**AVAILABLE RECORDS**
## begin

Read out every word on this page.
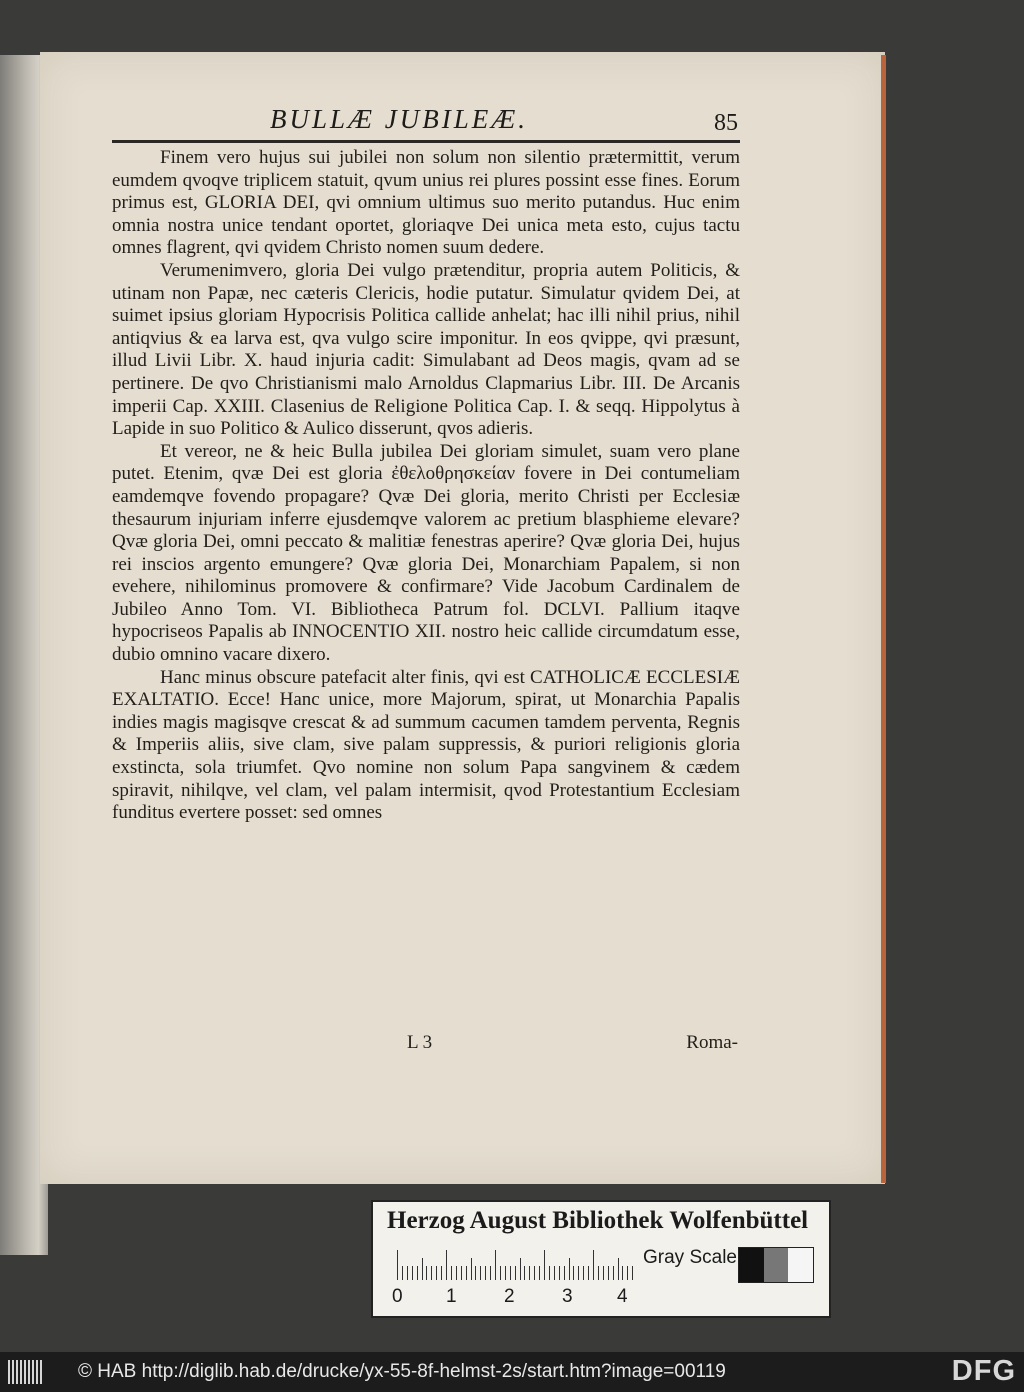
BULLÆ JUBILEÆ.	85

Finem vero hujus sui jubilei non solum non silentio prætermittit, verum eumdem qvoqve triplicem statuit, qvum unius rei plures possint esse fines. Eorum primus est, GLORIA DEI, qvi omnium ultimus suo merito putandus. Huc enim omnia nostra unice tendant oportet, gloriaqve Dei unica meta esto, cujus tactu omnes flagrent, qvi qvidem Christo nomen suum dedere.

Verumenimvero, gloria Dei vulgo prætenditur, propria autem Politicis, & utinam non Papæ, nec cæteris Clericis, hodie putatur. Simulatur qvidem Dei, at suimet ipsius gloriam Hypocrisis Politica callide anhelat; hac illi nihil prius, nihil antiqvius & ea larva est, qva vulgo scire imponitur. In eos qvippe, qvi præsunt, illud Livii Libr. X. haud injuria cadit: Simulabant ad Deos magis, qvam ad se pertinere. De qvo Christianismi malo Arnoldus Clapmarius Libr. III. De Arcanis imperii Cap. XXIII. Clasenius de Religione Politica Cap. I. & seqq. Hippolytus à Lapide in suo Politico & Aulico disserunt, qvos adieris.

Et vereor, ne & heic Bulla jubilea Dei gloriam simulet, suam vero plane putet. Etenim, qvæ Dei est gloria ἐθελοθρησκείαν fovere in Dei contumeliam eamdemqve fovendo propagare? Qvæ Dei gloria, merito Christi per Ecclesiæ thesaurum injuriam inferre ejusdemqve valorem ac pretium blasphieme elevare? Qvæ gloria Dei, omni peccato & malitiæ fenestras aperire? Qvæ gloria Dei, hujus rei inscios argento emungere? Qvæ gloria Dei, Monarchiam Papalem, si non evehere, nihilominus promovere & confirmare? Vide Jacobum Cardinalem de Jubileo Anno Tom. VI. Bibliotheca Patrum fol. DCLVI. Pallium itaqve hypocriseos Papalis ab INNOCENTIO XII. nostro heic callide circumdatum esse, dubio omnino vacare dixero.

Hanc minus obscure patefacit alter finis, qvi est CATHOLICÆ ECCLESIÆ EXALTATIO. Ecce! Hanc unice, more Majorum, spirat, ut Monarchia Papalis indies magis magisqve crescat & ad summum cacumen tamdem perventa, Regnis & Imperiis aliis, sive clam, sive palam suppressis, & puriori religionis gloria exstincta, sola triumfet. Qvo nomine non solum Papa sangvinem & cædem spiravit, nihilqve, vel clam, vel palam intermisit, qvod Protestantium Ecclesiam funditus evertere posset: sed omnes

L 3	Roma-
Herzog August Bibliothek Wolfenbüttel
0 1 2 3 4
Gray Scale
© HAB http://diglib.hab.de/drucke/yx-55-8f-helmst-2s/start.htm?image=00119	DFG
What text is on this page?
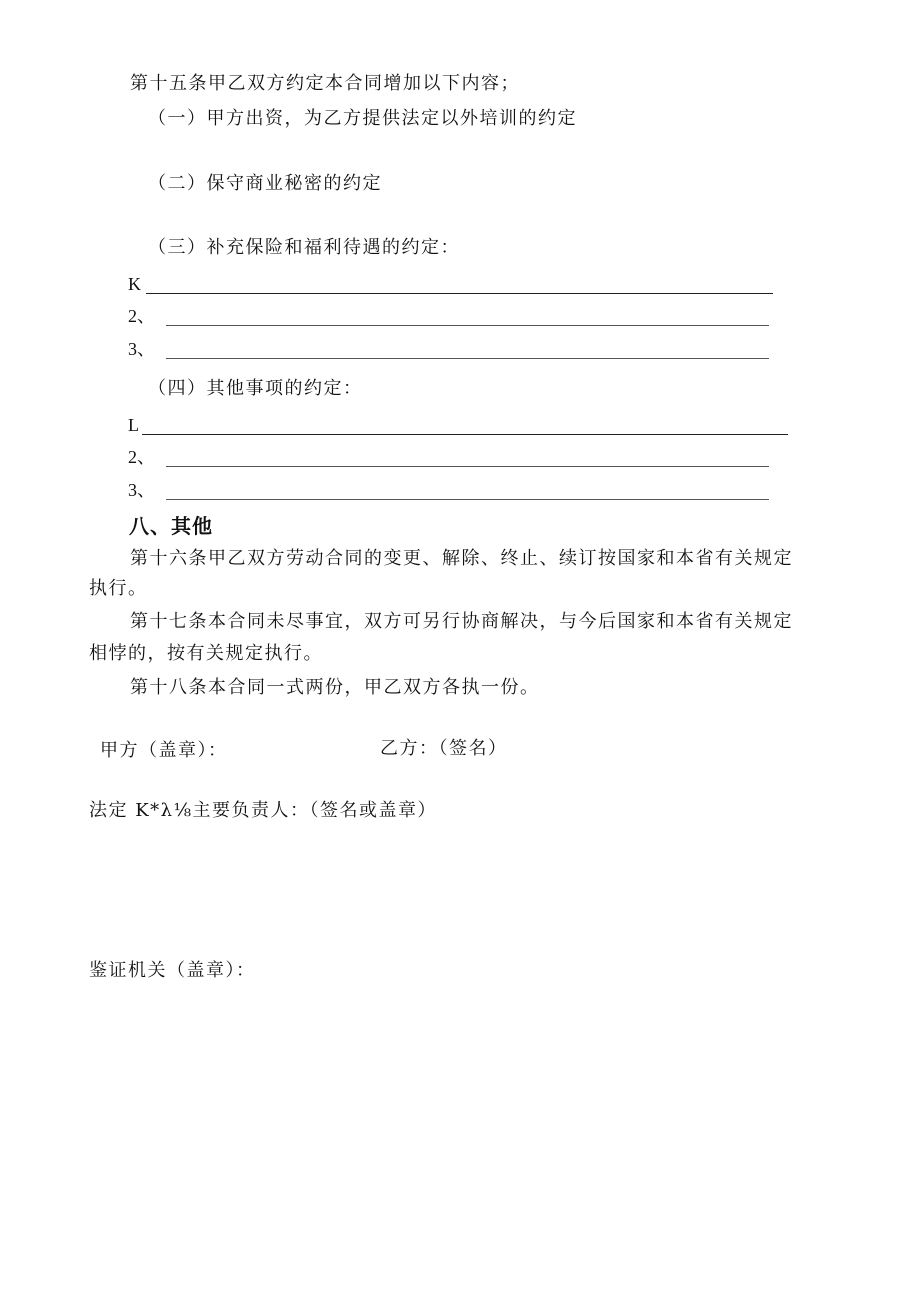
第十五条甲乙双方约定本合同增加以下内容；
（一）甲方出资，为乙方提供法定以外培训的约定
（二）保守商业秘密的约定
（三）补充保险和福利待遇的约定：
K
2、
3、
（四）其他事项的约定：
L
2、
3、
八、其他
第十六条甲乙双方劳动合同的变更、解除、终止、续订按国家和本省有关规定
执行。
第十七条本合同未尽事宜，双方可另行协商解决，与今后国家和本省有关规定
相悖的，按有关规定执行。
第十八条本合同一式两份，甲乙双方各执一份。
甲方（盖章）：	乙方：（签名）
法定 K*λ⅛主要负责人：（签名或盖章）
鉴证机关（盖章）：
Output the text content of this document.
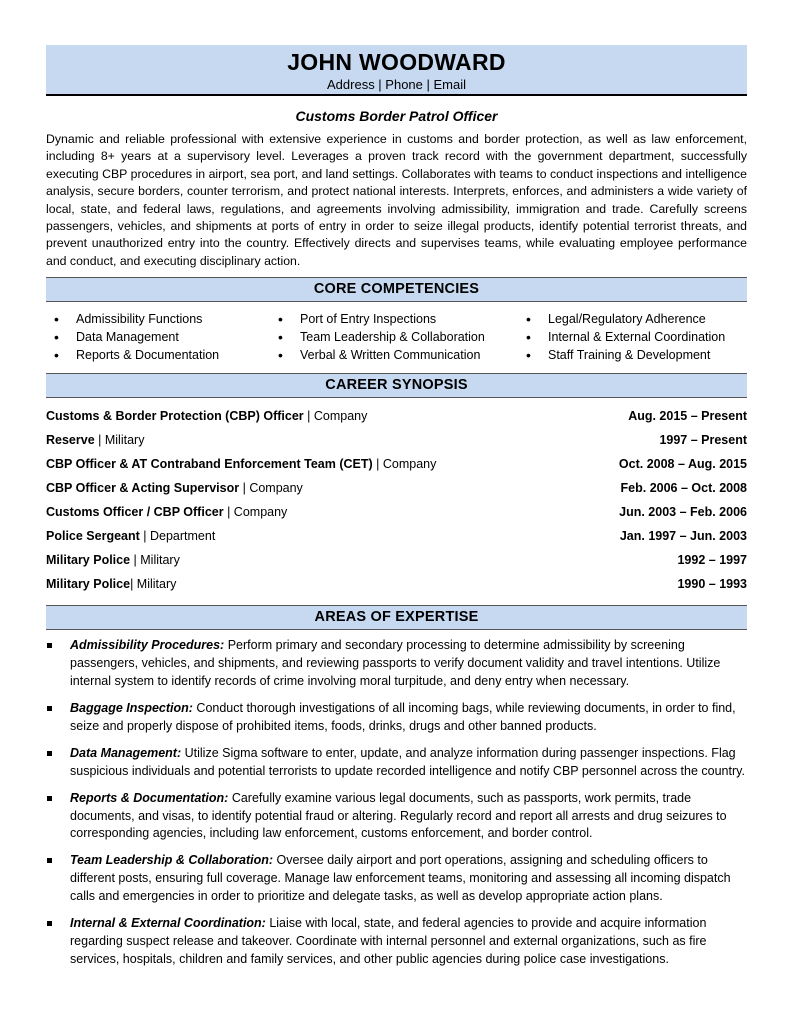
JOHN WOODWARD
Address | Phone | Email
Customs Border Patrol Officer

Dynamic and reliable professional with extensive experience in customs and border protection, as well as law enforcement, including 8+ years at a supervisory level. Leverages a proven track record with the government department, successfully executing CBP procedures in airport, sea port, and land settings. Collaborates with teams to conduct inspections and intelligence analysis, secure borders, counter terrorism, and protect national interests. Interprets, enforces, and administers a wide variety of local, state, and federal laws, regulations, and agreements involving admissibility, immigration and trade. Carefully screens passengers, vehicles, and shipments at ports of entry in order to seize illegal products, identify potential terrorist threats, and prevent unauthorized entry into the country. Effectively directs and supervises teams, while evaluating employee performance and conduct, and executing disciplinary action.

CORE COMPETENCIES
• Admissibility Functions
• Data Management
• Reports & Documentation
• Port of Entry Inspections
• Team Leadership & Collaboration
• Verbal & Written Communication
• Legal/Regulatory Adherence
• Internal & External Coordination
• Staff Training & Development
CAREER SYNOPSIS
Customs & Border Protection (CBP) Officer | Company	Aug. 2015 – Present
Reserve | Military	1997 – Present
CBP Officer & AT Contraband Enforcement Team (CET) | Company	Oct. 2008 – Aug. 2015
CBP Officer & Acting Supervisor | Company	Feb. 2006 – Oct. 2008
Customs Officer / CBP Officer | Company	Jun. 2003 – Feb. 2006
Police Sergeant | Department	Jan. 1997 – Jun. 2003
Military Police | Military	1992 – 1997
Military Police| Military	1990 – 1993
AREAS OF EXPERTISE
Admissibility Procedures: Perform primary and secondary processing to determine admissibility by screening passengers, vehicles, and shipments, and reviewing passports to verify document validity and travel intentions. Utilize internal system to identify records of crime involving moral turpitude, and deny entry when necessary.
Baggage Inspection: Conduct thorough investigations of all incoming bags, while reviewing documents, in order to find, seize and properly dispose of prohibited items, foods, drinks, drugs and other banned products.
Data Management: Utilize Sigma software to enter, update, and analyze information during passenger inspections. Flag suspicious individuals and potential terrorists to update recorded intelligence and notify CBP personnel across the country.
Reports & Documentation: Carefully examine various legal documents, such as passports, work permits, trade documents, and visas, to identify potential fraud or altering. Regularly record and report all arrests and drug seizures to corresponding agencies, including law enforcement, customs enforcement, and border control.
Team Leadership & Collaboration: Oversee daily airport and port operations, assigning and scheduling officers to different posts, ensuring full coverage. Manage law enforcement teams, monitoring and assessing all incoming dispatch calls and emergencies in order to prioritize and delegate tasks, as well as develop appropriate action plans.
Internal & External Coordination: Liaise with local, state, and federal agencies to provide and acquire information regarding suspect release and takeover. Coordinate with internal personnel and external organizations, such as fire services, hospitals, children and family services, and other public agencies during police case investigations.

## end

**DESCRIPTION OF THE TASK**
Look over the records above and copy each line that includes the string "text".

**SOLUTION TO THE PROBLEM**
What text is on this page?
Output the text content of this document.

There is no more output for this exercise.